* _Problem statement_:
Look through the listing and locate every line containing the word "Defectuosos"; copy those lines.

* _Data shown_:
☆ ☆ ☆ ☆
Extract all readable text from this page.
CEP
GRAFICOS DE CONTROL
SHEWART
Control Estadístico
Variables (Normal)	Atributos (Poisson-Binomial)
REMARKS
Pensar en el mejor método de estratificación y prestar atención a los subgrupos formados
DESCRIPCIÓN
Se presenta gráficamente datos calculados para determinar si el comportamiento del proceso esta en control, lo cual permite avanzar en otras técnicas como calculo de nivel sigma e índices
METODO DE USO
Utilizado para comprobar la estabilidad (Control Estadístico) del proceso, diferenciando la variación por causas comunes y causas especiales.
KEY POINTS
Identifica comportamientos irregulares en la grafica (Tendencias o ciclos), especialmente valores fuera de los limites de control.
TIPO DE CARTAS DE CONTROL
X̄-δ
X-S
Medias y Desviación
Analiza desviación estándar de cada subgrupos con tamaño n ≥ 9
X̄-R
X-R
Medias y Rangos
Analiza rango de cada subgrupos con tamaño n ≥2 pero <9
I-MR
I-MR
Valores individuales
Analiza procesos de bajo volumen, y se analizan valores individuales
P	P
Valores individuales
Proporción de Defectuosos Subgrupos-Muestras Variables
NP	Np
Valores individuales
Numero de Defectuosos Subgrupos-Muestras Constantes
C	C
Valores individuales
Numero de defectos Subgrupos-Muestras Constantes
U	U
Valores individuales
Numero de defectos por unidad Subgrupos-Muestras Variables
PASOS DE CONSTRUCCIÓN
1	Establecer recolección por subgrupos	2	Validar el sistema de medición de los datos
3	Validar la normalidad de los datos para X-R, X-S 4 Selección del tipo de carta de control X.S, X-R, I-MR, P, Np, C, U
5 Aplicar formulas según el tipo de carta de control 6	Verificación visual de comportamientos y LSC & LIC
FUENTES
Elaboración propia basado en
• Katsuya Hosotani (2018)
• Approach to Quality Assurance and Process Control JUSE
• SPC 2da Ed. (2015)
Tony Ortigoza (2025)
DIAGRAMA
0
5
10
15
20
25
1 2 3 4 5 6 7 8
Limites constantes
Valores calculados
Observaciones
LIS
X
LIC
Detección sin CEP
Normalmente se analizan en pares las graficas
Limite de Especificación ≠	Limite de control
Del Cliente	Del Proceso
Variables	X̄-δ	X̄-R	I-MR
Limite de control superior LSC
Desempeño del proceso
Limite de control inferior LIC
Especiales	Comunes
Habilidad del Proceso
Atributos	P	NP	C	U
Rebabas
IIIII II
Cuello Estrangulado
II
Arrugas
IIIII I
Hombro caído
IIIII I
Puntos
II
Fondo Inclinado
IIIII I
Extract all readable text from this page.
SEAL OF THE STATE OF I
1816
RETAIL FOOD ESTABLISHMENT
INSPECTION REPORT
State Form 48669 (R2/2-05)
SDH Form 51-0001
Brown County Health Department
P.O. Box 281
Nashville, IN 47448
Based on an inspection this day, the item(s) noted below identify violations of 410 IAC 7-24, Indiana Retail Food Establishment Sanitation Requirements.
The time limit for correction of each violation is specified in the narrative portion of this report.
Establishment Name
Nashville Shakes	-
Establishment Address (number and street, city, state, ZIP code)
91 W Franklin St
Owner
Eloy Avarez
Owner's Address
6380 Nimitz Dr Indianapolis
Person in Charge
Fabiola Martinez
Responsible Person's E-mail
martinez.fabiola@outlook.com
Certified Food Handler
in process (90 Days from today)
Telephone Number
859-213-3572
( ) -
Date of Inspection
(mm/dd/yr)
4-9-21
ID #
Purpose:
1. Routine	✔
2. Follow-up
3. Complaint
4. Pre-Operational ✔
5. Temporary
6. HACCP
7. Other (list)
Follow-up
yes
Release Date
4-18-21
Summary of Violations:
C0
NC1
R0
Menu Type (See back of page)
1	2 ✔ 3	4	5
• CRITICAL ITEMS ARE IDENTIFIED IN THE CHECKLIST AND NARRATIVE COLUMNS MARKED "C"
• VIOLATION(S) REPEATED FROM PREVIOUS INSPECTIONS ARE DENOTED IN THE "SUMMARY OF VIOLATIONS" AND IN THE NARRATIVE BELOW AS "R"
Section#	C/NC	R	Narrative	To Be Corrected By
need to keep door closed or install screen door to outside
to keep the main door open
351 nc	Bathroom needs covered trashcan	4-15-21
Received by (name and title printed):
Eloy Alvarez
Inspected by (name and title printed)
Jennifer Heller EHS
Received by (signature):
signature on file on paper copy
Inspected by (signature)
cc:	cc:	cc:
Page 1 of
☆ ☆ ☆ ☆
* _Solution to this task_:
Proporción de Defectuosos Subgrupos-Muestras Variables
Numero de Defectuosos Subgrupos-Muestras Constantes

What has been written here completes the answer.